PROBLEM STATEMENT = Retype the line where "OCR this image." appears and each line that follows it down to the last line of the records below. Leave the pictures out.

— start of DATA LINES —

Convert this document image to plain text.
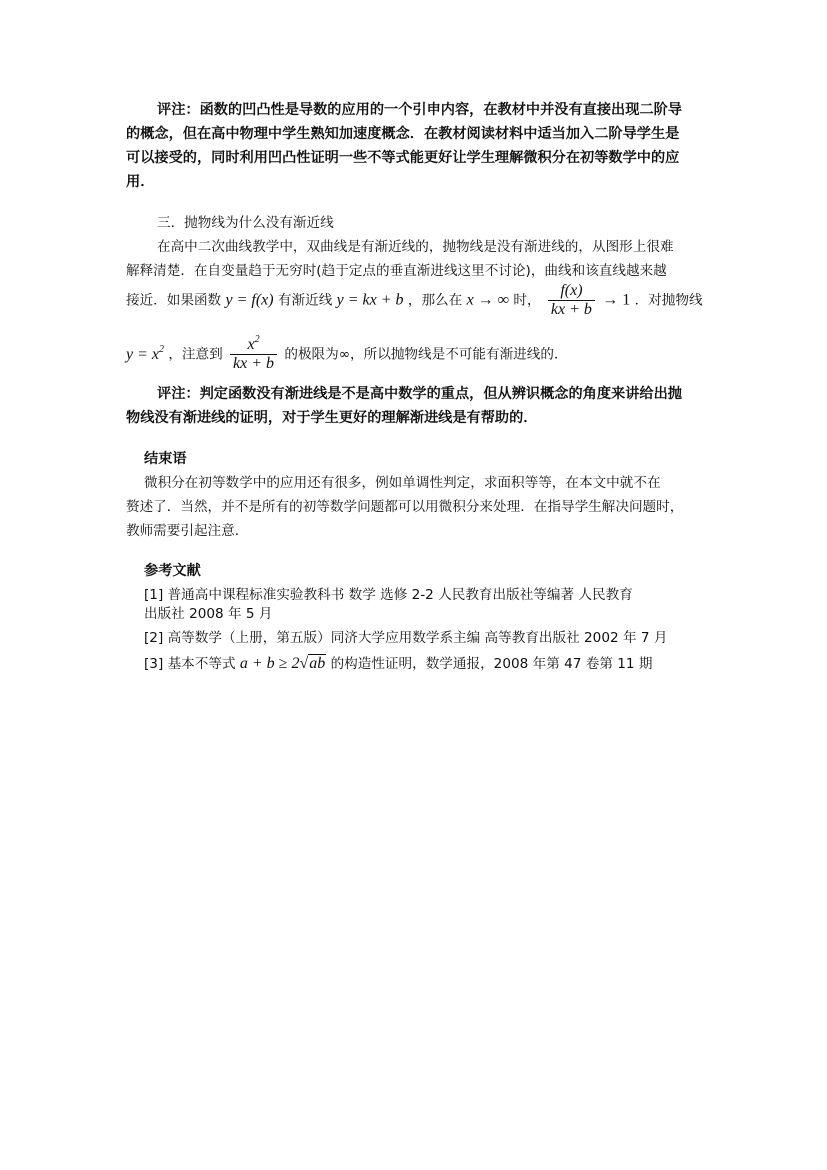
评注：函数的凹凸性是导数的应用的一个引申内容，在教材中并没有直接出现二阶导
的概念，但在高中物理中学生熟知加速度概念．在教材阅读材料中适当加入二阶导学生是
可以接受的，同时利用凹凸性证明一些不等式能更好让学生理解微积分在初等数学中的应
用．
三．抛物线为什么没有渐近线
在高中二次曲线教学中，双曲线是有渐近线的，抛物线是没有渐进线的，从图形上很难
解释清楚．在自变量趋于无穷时(趋于定点的垂直渐进线这里不讨论)，曲线和该直线越来越
接近．如果函数 y = f(x) 有渐近线 y = kx + b ，那么在 x → ∞ 时， $\frac{f(x)}{kx + b} \to 1$ ．对抛物线
$y = x^2$ ，注意到 $\frac{x^2}{kx + b}$ 的极限为∞，所以抛物线是不可能有渐进线的．
评注：判定函数没有渐进线是不是高中数学的重点，但从辨识概念的角度来讲给出抛
物线没有渐进线的证明，对于学生更好的理解渐进线是有帮助的．
结束语
微积分在初等数学中的应用还有很多，例如单调性判定，求面积等等，在本文中就不在
赘述了．当然，并不是所有的初等数学问题都可以用微积分来处理．在指导学生解决问题时，
教师需要引起注意．
参考文献
[1] 普通高中课程标准实验教科书 数学 选修 2-2 人民教育出版社等编著 人民教育
出版社 2008 年 5 月
[2] 高等数学（上册，第五版）同济大学应用数学系主编 高等教育出版社 2002 年 7 月
[3] 基本不等式 a + b ≥ 2√ab 的构造性证明，数学通报，2008 年第 47 卷第 11 期
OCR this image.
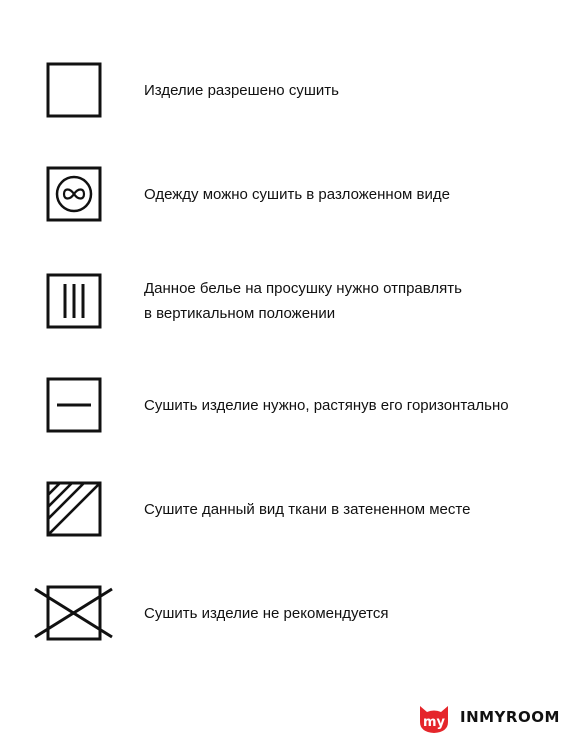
Изделие разрешено сушить
Одежду можно сушить в разложенном виде
Данное белье на просушку нужно отправлять
в вертикальном положении
Сушить изделие нужно, растянув его горизонтально
Сушите данный вид ткани в затененном месте
Сушить изделие не рекомендуется
my INMYROOM
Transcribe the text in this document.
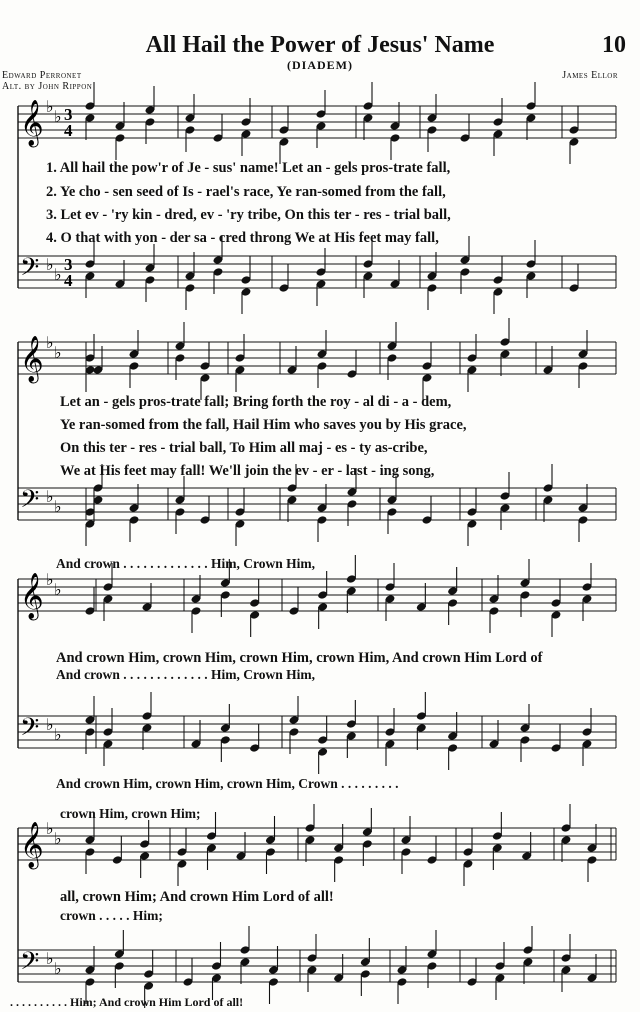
All Hail the Power of Jesus' Name	10
(DIADEM)
Edward Perronet
Alt. by John Rippon
James Ellor
𝄞 ♭
♭ 3
4
𝄢 ♭
♭
3
4
𝄞 ♭
♭
𝄢 ♭
♭
𝄞 ♭
♭
𝄢 ♭
♭
𝄞 ♭
♭
𝄢 ♭
♭
1. All hail the pow'r of Je - sus' name! Let an - gels pros-trate fall,
2. Ye cho - sen seed of Is - rael's race, Ye ran-somed from the fall,
3. Let ev - 'ry kin - dred, ev - 'ry tribe, On this ter - res - trial ball,
4. O that with yon - der sa - cred throng We at His feet may fall,
Let an - gels pros-trate fall; Bring forth the roy - al di - a - dem,
Ye ran-somed from the fall, Hail Him who saves you by His grace,
On this ter - res - trial ball, To Him all maj - es - ty as-cribe,
We at His feet may fall! We'll join the ev - er - last - ing song,
And crown . . . . . . . . . . . . . Him, Crown Him,
And crown Him, crown Him, crown Him, crown Him, And crown Him Lord of
And crown . . . . . . . . . . . . . Him, Crown Him,
And crown Him, crown Him, crown Him, Crown . . . . . . . . .
crown Him, crown Him;
all, crown Him; And crown Him Lord of all!
crown . . . . . Him;
. . . . . . . . . . Him; And crown Him Lord of all!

— end of DATA LINES —

SOLVED PROBLEM =
OCR this image.
Изделие разрешено сушить
Одежду можно сушить в разложенном виде
Данное белье на просушку нужно отправлять
в вертикальном положении
Сушить изделие нужно, растянув его горизонтально
Сушите данный вид ткани в затененном месте
Сушить изделие не рекомендуется
my INMYROOM
Transcribe the text in this document.
All Hail the Power of Jesus' Name	10
(DIADEM)
Edward Perronet
Alt. by John Rippon
James Ellor
𝄞 ♭
♭ 3
4
𝄢 ♭
♭
3
4
𝄞 ♭
♭
𝄢 ♭
♭
𝄞 ♭
♭
𝄢 ♭
♭
𝄞 ♭
♭
𝄢 ♭
♭
1. All hail the pow'r of Je - sus' name! Let an - gels pros-trate fall,
2. Ye cho - sen seed of Is - rael's race, Ye ran-somed from the fall,
3. Let ev - 'ry kin - dred, ev - 'ry tribe, On this ter - res - trial ball,
4. O that with yon - der sa - cred throng We at His feet may fall,
Let an - gels pros-trate fall; Bring forth the roy - al di - a - dem,
Ye ran-somed from the fall, Hail Him who saves you by His grace,
On this ter - res - trial ball, To Him all maj - es - ty as-cribe,
We at His feet may fall! We'll join the ev - er - last - ing song,
And crown . . . . . . . . . . . . . Him, Crown Him,
And crown Him, crown Him, crown Him, crown Him, And crown Him Lord of
And crown . . . . . . . . . . . . . Him, Crown Him,
And crown Him, crown Him, crown Him, Crown . . . . . . . . .
crown Him, crown Him;
all, crown Him; And crown Him Lord of all!
crown . . . . . Him;
. . . . . . . . . . Him; And crown Him Lord of all!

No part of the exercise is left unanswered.